------ Extracted data
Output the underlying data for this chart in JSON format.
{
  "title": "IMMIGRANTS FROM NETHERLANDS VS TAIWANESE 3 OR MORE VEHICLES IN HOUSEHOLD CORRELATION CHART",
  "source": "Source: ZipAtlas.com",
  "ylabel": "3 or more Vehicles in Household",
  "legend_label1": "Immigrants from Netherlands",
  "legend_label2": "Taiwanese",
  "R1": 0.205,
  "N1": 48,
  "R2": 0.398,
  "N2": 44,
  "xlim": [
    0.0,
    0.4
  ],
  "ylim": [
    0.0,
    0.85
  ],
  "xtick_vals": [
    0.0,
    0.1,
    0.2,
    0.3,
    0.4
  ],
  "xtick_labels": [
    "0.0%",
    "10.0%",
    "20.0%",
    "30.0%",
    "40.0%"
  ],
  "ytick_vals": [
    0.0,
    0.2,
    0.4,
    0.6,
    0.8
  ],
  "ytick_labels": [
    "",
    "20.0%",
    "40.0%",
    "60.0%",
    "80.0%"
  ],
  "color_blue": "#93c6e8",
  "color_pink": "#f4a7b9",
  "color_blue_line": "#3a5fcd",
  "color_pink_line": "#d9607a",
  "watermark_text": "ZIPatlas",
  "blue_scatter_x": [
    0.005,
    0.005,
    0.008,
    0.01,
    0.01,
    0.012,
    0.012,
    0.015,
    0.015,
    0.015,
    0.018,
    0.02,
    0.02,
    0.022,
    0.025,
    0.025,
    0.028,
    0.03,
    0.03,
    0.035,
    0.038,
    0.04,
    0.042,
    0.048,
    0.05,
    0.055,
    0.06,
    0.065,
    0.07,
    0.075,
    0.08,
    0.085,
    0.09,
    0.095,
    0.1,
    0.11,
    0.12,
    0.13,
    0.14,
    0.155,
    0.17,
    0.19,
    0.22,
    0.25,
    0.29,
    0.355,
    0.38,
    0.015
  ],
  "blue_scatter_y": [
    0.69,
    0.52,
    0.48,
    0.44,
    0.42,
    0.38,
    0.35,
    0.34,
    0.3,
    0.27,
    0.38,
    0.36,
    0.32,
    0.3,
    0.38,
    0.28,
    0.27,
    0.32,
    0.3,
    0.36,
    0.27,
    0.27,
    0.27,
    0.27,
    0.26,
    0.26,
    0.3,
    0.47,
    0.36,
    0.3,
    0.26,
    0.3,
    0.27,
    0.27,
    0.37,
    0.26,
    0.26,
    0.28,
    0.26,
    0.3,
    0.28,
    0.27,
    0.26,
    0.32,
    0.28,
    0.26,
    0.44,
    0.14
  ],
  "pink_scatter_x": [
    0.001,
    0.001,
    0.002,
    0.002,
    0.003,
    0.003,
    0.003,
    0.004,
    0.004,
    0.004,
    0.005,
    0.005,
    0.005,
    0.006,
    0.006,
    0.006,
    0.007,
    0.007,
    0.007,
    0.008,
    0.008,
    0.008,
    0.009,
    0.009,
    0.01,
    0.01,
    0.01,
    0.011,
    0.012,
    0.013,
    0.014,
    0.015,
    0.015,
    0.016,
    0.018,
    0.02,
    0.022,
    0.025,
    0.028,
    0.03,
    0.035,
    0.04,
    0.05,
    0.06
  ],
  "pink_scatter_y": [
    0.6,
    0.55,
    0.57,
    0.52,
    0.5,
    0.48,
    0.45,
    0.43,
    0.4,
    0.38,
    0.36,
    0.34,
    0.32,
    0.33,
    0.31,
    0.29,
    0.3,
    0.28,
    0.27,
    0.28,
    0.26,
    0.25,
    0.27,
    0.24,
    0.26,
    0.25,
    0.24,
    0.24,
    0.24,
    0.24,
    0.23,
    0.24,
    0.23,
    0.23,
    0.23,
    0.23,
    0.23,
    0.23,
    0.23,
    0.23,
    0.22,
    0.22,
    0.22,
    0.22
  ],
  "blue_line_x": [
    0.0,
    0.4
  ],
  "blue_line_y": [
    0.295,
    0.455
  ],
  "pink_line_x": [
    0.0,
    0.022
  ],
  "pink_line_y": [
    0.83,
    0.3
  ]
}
------------
To be done: Extract the whole listing, character for character.

Output for this exercise:
Output the underlying data for this chart in JSON format.
{
  "title": "IMMIGRANTS FROM NETHERLANDS VS TAIWANESE 3 OR MORE VEHICLES IN HOUSEHOLD CORRELATION CHART",
  "source": "Source: ZipAtlas.com",
  "ylabel": "3 or more Vehicles in Household",
  "legend_label1": "Immigrants from Netherlands",
  "legend_label2": "Taiwanese",
  "R1": 0.205,
  "N1": 48,
  "R2": 0.398,
  "N2": 44,
  "xlim": [
    0.0,
    0.4
  ],
  "ylim": [
    0.0,
    0.85
  ],
  "xtick_vals": [
    0.0,
    0.1,
    0.2,
    0.3,
    0.4
  ],
  "xtick_labels": [
    "0.0%",
    "10.0%",
    "20.0%",
    "30.0%",
    "40.0%"
  ],
  "ytick_vals": [
    0.0,
    0.2,
    0.4,
    0.6,
    0.8
  ],
  "ytick_labels": [
    "",
    "20.0%",
    "40.0%",
    "60.0%",
    "80.0%"
  ],
  "color_blue": "#93c6e8",
  "color_pink": "#f4a7b9",
  "color_blue_line": "#3a5fcd",
  "color_pink_line": "#d9607a",
  "watermark_text": "ZIPatlas",
  "blue_scatter_x": [
    0.005,
    0.005,
    0.008,
    0.01,
    0.01,
    0.012,
    0.012,
    0.015,
    0.015,
    0.015,
    0.018,
    0.02,
    0.02,
    0.022,
    0.025,
    0.025,
    0.028,
    0.03,
    0.03,
    0.035,
    0.038,
    0.04,
    0.042,
    0.048,
    0.05,
    0.055,
    0.06,
    0.065,
    0.07,
    0.075,
    0.08,
    0.085,
    0.09,
    0.095,
    0.1,
    0.11,
    0.12,
    0.13,
    0.14,
    0.155,
    0.17,
    0.19,
    0.22,
    0.25,
    0.29,
    0.355,
    0.38,
    0.015
  ],
  "blue_scatter_y": [
    0.69,
    0.52,
    0.48,
    0.44,
    0.42,
    0.38,
    0.35,
    0.34,
    0.3,
    0.27,
    0.38,
    0.36,
    0.32,
    0.3,
    0.38,
    0.28,
    0.27,
    0.32,
    0.3,
    0.36,
    0.27,
    0.27,
    0.27,
    0.27,
    0.26,
    0.26,
    0.3,
    0.47,
    0.36,
    0.3,
    0.26,
    0.3,
    0.27,
    0.27,
    0.37,
    0.26,
    0.26,
    0.28,
    0.26,
    0.3,
    0.28,
    0.27,
    0.26,
    0.32,
    0.28,
    0.26,
    0.44,
    0.14
  ],
  "pink_scatter_x": [
    0.001,
    0.001,
    0.002,
    0.002,
    0.003,
    0.003,
    0.003,
    0.004,
    0.004,
    0.004,
    0.005,
    0.005,
    0.005,
    0.006,
    0.006,
    0.006,
    0.007,
    0.007,
    0.007,
    0.008,
    0.008,
    0.008,
    0.009,
    0.009,
    0.01,
    0.01,
    0.01,
    0.011,
    0.012,
    0.013,
    0.014,
    0.015,
    0.015,
    0.016,
    0.018,
    0.02,
    0.022,
    0.025,
    0.028,
    0.03,
    0.035,
    0.04,
    0.05,
    0.06
  ],
  "pink_scatter_y": [
    0.6,
    0.55,
    0.57,
    0.52,
    0.5,
    0.48,
    0.45,
    0.43,
    0.4,
    0.38,
    0.36,
    0.34,
    0.32,
    0.33,
    0.31,
    0.29,
    0.3,
    0.28,
    0.27,
    0.28,
    0.26,
    0.25,
    0.27,
    0.24,
    0.26,
    0.25,
    0.24,
    0.24,
    0.24,
    0.24,
    0.23,
    0.24,
    0.23,
    0.23,
    0.23,
    0.23,
    0.23,
    0.23,
    0.23,
    0.23,
    0.22,
    0.22,
    0.22,
    0.22
  ],
  "blue_line_x": [
    0.0,
    0.4
  ],
  "blue_line_y": [
    0.295,
    0.455
  ],
  "pink_line_x": [
    0.0,
    0.022
  ],
  "pink_line_y": [
    0.83,
    0.3
  ]
}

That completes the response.